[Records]
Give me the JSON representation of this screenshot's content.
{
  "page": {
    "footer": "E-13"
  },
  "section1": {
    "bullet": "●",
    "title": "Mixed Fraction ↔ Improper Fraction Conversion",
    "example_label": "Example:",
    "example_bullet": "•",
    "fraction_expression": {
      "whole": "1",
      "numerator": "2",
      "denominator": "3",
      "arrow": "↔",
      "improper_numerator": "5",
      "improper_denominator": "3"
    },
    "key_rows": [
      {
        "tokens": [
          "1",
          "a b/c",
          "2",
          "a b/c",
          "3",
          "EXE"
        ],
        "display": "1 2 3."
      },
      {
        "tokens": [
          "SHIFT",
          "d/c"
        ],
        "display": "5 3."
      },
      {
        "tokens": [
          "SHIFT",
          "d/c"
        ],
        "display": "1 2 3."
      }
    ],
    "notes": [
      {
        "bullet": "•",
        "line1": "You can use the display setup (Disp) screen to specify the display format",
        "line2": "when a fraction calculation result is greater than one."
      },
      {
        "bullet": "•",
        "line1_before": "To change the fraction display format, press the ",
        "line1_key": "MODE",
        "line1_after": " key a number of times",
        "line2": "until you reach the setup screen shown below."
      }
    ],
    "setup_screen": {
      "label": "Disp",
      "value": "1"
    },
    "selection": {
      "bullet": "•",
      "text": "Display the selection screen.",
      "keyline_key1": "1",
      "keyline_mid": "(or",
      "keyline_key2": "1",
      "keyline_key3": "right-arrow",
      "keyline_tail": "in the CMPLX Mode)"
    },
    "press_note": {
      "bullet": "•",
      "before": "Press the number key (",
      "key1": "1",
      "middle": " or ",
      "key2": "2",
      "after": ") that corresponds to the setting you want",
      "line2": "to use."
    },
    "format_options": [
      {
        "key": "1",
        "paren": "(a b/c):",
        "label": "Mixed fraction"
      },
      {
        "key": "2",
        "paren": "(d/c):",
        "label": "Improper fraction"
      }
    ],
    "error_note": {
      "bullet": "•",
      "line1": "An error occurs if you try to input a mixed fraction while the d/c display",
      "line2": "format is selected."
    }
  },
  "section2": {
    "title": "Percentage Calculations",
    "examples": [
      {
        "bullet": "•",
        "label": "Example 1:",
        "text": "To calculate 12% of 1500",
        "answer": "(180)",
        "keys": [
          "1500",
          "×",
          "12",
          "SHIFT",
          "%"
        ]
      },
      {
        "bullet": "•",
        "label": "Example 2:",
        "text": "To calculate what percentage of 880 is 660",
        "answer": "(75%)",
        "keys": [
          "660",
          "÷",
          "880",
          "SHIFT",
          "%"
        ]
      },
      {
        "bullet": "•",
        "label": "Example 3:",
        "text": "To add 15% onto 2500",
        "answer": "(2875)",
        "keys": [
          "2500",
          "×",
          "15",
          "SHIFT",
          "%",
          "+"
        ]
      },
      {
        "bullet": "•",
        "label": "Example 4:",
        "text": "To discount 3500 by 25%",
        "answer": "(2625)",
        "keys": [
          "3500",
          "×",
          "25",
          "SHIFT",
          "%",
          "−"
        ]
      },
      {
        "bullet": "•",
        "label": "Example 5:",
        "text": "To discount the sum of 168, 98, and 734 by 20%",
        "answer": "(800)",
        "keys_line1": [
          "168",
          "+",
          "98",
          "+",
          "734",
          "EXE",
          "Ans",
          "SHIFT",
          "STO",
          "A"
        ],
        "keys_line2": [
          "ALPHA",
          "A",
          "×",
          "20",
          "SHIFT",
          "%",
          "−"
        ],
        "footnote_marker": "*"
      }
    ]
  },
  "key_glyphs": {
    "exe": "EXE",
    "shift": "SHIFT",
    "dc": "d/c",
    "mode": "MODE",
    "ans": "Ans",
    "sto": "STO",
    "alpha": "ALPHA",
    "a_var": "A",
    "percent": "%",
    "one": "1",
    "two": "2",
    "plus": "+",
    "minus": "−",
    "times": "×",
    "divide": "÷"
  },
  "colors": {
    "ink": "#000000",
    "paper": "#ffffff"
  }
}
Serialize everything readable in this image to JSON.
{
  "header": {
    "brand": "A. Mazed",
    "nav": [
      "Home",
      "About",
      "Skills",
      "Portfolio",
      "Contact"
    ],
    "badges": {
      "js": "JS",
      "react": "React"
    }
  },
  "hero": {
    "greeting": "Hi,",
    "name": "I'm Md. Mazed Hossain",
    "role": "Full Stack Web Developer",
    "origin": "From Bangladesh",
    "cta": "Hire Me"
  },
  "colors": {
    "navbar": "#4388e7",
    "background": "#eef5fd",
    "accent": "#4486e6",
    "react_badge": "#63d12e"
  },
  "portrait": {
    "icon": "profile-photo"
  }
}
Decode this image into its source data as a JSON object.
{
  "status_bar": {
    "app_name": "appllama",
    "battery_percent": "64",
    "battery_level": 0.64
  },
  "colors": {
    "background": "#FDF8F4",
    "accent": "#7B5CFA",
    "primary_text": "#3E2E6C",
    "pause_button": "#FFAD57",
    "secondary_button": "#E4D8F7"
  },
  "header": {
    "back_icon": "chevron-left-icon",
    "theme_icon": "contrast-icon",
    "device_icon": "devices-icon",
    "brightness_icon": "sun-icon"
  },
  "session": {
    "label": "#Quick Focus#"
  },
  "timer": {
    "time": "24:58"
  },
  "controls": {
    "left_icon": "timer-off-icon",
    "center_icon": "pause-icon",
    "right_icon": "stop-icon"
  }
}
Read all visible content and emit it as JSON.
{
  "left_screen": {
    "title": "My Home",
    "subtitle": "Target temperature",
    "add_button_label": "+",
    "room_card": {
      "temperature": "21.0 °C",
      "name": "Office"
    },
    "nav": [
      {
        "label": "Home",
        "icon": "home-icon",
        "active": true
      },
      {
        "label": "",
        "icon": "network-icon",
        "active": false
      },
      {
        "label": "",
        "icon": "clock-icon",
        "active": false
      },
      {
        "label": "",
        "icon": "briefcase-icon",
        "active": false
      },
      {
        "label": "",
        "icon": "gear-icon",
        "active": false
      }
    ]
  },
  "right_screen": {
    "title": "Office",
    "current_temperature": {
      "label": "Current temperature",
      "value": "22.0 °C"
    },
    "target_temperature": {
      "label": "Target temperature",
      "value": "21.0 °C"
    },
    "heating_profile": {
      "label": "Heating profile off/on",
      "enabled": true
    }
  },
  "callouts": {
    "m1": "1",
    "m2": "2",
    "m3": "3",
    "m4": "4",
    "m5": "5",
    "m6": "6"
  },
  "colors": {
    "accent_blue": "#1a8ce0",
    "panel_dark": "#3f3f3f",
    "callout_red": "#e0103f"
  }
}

Task directions: Reproduce the entries above exactly.

Exercise output:
Give me the JSON representation of this screenshot's content.
{
  "page": {
    "footer": "E-13"
  },
  "section1": {
    "bullet": "●",
    "title": "Mixed Fraction ↔ Improper Fraction Conversion",
    "example_label": "Example:",
    "example_bullet": "•",
    "fraction_expression": {
      "whole": "1",
      "numerator": "2",
      "denominator": "3",
      "arrow": "↔",
      "improper_numerator": "5",
      "improper_denominator": "3"
    },
    "key_rows": [
      {
        "tokens": [
          "1",
          "a b/c",
          "2",
          "a b/c",
          "3",
          "EXE"
        ],
        "display": "1 2 3."
      },
      {
        "tokens": [
          "SHIFT",
          "d/c"
        ],
        "display": "5 3."
      },
      {
        "tokens": [
          "SHIFT",
          "d/c"
        ],
        "display": "1 2 3."
      }
    ],
    "notes": [
      {
        "bullet": "•",
        "line1": "You can use the display setup (Disp) screen to specify the display format",
        "line2": "when a fraction calculation result is greater than one."
      },
      {
        "bullet": "•",
        "line1_before": "To change the fraction display format, press the ",
        "line1_key": "MODE",
        "line1_after": " key a number of times",
        "line2": "until you reach the setup screen shown below."
      }
    ],
    "setup_screen": {
      "label": "Disp",
      "value": "1"
    },
    "selection": {
      "bullet": "•",
      "text": "Display the selection screen.",
      "keyline_key1": "1",
      "keyline_mid": "(or",
      "keyline_key2": "1",
      "keyline_key3": "right-arrow",
      "keyline_tail": "in the CMPLX Mode)"
    },
    "press_note": {
      "bullet": "•",
      "before": "Press the number key (",
      "key1": "1",
      "middle": " or ",
      "key2": "2",
      "after": ") that corresponds to the setting you want",
      "line2": "to use."
    },
    "format_options": [
      {
        "key": "1",
        "paren": "(a b/c):",
        "label": "Mixed fraction"
      },
      {
        "key": "2",
        "paren": "(d/c):",
        "label": "Improper fraction"
      }
    ],
    "error_note": {
      "bullet": "•",
      "line1": "An error occurs if you try to input a mixed fraction while the d/c display",
      "line2": "format is selected."
    }
  },
  "section2": {
    "title": "Percentage Calculations",
    "examples": [
      {
        "bullet": "•",
        "label": "Example 1:",
        "text": "To calculate 12% of 1500",
        "answer": "(180)",
        "keys": [
          "1500",
          "×",
          "12",
          "SHIFT",
          "%"
        ]
      },
      {
        "bullet": "•",
        "label": "Example 2:",
        "text": "To calculate what percentage of 880 is 660",
        "answer": "(75%)",
        "keys": [
          "660",
          "÷",
          "880",
          "SHIFT",
          "%"
        ]
      },
      {
        "bullet": "•",
        "label": "Example 3:",
        "text": "To add 15% onto 2500",
        "answer": "(2875)",
        "keys": [
          "2500",
          "×",
          "15",
          "SHIFT",
          "%",
          "+"
        ]
      },
      {
        "bullet": "•",
        "label": "Example 4:",
        "text": "To discount 3500 by 25%",
        "answer": "(2625)",
        "keys": [
          "3500",
          "×",
          "25",
          "SHIFT",
          "%",
          "−"
        ]
      },
      {
        "bullet": "•",
        "label": "Example 5:",
        "text": "To discount the sum of 168, 98, and 734 by 20%",
        "answer": "(800)",
        "keys_line1": [
          "168",
          "+",
          "98",
          "+",
          "734",
          "EXE",
          "Ans",
          "SHIFT",
          "STO",
          "A"
        ],
        "keys_line2": [
          "ALPHA",
          "A",
          "×",
          "20",
          "SHIFT",
          "%",
          "−"
        ],
        "footnote_marker": "*"
      }
    ]
  },
  "key_glyphs": {
    "exe": "EXE",
    "shift": "SHIFT",
    "dc": "d/c",
    "mode": "MODE",
    "ans": "Ans",
    "sto": "STO",
    "alpha": "ALPHA",
    "a_var": "A",
    "percent": "%",
    "one": "1",
    "two": "2",
    "plus": "+",
    "minus": "−",
    "times": "×",
    "divide": "÷"
  },
  "colors": {
    "ink": "#000000",
    "paper": "#ffffff"
  }
}
Serialize everything readable in this image to JSON.
{
  "header": {
    "brand": "A. Mazed",
    "nav": [
      "Home",
      "About",
      "Skills",
      "Portfolio",
      "Contact"
    ],
    "badges": {
      "js": "JS",
      "react": "React"
    }
  },
  "hero": {
    "greeting": "Hi,",
    "name": "I'm Md. Mazed Hossain",
    "role": "Full Stack Web Developer",
    "origin": "From Bangladesh",
    "cta": "Hire Me"
  },
  "colors": {
    "navbar": "#4388e7",
    "background": "#eef5fd",
    "accent": "#4486e6",
    "react_badge": "#63d12e"
  },
  "portrait": {
    "icon": "profile-photo"
  }
}
Decode this image into its source data as a JSON object.
{
  "status_bar": {
    "app_name": "appllama",
    "battery_percent": "64",
    "battery_level": 0.64
  },
  "colors": {
    "background": "#FDF8F4",
    "accent": "#7B5CFA",
    "primary_text": "#3E2E6C",
    "pause_button": "#FFAD57",
    "secondary_button": "#E4D8F7"
  },
  "header": {
    "back_icon": "chevron-left-icon",
    "theme_icon": "contrast-icon",
    "device_icon": "devices-icon",
    "brightness_icon": "sun-icon"
  },
  "session": {
    "label": "#Quick Focus#"
  },
  "timer": {
    "time": "24:58"
  },
  "controls": {
    "left_icon": "timer-off-icon",
    "center_icon": "pause-icon",
    "right_icon": "stop-icon"
  }
}
Read all visible content and emit it as JSON.
{
  "left_screen": {
    "title": "My Home",
    "subtitle": "Target temperature",
    "add_button_label": "+",
    "room_card": {
      "temperature": "21.0 °C",
      "name": "Office"
    },
    "nav": [
      {
        "label": "Home",
        "icon": "home-icon",
        "active": true
      },
      {
        "label": "",
        "icon": "network-icon",
        "active": false
      },
      {
        "label": "",
        "icon": "clock-icon",
        "active": false
      },
      {
        "label": "",
        "icon": "briefcase-icon",
        "active": false
      },
      {
        "label": "",
        "icon": "gear-icon",
        "active": false
      }
    ]
  },
  "right_screen": {
    "title": "Office",
    "current_temperature": {
      "label": "Current temperature",
      "value": "22.0 °C"
    },
    "target_temperature": {
      "label": "Target temperature",
      "value": "21.0 °C"
    },
    "heating_profile": {
      "label": "Heating profile off/on",
      "enabled": true
    }
  },
  "callouts": {
    "m1": "1",
    "m2": "2",
    "m3": "3",
    "m4": "4",
    "m5": "5",
    "m6": "6"
  },
  "colors": {
    "accent_blue": "#1a8ce0",
    "panel_dark": "#3f3f3f",
    "callout_red": "#e0103f"
  }
}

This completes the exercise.